PROBLEM TO WORK ON ▸ Extract each line bearing the word "display".

ROWS ▸
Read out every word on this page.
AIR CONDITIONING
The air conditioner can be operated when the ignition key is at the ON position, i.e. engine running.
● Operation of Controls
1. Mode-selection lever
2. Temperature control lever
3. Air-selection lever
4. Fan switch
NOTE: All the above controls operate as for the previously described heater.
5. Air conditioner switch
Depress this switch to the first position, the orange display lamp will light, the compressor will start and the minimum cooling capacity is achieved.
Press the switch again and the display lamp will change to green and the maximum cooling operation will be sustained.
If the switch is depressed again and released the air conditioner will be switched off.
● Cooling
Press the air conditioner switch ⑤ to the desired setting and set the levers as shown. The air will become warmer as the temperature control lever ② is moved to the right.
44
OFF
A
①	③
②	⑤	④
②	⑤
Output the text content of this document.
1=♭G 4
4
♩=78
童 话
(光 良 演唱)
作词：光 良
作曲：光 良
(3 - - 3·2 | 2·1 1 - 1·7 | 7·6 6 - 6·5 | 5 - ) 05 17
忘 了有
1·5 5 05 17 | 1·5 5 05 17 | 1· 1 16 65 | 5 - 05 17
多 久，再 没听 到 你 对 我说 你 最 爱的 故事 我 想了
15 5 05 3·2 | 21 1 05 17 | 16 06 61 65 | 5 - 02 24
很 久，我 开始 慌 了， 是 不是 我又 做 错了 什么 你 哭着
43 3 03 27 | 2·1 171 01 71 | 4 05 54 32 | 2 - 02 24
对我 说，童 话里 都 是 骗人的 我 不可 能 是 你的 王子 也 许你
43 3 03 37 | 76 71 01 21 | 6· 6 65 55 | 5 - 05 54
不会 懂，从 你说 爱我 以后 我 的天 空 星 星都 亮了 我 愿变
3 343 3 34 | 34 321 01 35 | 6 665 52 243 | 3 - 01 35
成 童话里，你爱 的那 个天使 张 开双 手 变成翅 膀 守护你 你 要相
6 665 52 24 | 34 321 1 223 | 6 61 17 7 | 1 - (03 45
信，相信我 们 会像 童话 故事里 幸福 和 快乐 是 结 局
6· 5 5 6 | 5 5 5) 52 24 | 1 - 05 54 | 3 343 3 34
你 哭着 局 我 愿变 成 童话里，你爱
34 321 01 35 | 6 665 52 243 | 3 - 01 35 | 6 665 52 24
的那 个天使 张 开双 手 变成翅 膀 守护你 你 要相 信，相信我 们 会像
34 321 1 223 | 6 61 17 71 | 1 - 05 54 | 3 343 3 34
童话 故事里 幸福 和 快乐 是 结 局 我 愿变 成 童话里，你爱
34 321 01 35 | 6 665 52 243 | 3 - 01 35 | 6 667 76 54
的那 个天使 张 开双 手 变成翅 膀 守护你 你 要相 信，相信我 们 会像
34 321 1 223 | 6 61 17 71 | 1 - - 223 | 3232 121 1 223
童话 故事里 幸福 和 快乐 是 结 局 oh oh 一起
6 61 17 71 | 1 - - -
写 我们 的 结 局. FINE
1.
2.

ANSWER TO THIS PROBLEM ▸
Depress this switch to the first position, the orange display lamp will light, the compressor will start and the minimum cooling capacity is achieved.
Press the switch again and the display lamp will change to green and the maximum cooling operation will be sustained.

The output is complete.